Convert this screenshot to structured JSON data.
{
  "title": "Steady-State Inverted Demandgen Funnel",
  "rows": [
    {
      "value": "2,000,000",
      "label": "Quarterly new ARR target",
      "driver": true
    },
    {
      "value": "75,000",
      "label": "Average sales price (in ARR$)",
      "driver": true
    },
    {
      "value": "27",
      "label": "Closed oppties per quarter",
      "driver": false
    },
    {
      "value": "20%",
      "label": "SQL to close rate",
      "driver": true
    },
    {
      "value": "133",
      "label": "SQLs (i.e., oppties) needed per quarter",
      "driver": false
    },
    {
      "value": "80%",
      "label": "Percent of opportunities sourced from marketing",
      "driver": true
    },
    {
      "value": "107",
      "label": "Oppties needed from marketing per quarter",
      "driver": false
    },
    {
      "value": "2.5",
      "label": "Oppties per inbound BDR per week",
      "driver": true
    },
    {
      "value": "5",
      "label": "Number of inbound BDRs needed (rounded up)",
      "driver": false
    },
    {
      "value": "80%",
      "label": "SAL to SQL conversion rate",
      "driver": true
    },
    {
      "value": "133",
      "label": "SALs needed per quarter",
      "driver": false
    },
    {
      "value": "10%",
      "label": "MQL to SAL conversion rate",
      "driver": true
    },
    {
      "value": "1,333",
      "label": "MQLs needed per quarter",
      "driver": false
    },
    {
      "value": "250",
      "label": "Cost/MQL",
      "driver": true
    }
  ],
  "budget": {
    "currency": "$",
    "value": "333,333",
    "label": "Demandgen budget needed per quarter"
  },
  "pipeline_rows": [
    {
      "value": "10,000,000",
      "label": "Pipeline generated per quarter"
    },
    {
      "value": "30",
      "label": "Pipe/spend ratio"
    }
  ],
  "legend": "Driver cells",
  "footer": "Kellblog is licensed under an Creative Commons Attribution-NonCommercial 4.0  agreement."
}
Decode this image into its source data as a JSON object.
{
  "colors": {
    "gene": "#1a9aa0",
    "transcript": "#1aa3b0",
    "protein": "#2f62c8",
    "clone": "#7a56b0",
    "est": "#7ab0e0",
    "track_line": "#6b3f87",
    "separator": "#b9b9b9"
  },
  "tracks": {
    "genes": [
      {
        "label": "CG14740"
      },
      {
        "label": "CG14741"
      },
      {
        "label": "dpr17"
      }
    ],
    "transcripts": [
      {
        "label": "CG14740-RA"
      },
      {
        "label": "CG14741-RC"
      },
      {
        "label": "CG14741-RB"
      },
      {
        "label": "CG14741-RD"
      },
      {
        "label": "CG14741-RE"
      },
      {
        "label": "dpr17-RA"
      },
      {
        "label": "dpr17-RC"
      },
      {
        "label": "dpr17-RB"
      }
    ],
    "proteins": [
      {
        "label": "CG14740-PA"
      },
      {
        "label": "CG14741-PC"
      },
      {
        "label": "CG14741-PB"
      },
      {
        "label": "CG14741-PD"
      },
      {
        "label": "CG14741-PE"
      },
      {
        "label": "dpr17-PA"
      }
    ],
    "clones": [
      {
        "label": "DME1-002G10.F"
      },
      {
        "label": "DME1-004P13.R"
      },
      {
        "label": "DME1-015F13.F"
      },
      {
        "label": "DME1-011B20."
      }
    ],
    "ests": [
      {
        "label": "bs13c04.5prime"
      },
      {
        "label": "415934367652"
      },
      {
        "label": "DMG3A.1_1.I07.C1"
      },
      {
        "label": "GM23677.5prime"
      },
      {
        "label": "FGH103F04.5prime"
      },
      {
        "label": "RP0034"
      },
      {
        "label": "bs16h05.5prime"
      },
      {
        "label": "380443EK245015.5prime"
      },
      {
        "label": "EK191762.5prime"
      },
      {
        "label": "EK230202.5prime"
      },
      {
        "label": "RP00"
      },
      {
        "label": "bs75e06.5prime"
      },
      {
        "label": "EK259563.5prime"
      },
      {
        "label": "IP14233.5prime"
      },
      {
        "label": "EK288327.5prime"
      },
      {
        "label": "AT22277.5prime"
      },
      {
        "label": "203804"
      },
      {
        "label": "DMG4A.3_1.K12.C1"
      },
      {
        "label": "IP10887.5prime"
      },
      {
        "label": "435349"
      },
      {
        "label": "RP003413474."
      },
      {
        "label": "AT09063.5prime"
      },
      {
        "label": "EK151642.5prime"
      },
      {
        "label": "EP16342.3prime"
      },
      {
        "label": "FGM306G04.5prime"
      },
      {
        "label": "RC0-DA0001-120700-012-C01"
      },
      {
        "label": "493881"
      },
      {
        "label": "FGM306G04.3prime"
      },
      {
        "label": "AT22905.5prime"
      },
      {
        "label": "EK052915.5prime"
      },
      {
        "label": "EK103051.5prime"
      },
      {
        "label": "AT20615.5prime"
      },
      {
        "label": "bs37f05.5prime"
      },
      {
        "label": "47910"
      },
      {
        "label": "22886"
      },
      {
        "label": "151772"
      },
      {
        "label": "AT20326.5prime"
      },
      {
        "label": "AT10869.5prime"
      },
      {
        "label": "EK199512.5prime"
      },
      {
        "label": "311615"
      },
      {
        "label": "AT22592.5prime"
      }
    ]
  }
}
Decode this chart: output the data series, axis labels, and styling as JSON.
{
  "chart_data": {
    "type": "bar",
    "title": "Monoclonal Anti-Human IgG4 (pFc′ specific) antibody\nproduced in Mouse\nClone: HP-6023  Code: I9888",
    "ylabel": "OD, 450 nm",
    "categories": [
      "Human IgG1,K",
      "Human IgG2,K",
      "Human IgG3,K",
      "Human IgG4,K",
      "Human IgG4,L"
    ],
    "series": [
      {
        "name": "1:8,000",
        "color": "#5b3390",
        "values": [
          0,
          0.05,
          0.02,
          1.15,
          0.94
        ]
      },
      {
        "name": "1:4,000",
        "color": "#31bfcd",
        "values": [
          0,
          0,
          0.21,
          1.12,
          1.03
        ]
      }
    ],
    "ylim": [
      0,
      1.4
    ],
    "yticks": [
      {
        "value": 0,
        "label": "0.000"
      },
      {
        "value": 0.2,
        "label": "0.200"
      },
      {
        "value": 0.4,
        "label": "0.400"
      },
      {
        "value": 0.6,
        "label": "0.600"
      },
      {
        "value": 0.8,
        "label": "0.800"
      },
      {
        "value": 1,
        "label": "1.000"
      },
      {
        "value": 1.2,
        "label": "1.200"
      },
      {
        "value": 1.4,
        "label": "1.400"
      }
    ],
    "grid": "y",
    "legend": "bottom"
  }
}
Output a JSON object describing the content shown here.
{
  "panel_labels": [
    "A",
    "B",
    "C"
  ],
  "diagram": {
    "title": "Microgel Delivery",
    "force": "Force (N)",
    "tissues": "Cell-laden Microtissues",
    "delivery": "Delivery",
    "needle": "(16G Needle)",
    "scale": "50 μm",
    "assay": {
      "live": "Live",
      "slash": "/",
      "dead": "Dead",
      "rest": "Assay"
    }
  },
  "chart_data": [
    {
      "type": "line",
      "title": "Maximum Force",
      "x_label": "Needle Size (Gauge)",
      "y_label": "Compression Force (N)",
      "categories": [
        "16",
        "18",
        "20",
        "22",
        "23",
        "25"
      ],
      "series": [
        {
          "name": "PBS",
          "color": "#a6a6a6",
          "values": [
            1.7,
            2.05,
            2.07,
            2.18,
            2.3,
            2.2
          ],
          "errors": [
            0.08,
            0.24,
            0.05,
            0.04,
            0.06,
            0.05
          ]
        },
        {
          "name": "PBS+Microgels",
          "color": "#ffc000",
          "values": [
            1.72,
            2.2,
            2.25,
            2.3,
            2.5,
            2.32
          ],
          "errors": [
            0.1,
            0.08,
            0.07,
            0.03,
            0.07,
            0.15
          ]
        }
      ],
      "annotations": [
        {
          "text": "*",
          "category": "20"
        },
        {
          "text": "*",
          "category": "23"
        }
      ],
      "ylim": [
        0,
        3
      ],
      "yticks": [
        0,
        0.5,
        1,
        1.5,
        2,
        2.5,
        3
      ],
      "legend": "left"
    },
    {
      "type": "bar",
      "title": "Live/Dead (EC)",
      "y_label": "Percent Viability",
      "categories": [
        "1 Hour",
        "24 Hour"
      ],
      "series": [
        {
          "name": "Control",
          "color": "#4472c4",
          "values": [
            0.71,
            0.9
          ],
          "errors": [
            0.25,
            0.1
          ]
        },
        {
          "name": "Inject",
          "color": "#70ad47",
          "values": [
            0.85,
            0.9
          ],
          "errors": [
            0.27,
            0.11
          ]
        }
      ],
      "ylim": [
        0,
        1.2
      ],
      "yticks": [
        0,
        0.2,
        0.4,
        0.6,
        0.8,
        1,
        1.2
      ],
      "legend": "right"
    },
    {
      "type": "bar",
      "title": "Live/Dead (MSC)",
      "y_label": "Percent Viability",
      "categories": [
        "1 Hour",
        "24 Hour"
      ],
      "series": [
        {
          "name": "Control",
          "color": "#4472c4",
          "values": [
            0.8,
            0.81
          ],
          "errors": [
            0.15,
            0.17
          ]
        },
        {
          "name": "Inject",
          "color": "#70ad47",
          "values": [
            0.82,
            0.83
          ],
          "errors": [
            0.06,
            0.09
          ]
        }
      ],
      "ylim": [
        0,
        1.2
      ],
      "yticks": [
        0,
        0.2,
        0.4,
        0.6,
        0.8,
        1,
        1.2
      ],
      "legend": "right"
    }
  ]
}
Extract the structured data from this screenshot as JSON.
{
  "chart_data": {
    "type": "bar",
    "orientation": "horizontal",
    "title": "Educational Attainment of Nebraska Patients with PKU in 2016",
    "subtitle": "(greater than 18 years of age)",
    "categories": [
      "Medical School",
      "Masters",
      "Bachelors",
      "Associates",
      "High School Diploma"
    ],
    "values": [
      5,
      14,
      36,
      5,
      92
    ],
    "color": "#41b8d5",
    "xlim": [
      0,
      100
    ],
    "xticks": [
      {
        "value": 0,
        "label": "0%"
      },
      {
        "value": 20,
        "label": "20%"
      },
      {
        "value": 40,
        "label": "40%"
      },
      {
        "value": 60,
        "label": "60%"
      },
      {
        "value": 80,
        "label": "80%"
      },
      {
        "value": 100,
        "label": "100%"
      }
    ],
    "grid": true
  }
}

**BRIEF:**
Scan the lines above, and whenever one holds the string "Human", copy it.

**RESULT OF THE EXERCISE:**
    "title": "Monoclonal Anti-Human IgG4 (pFc′ specific) antibody\nproduced in Mouse\nClone: HP-6023  Code: I9888",
      "Human IgG1,K",
      "Human IgG2,K",
      "Human IgG3,K",
      "Human IgG4,K",
      "Human IgG4,L"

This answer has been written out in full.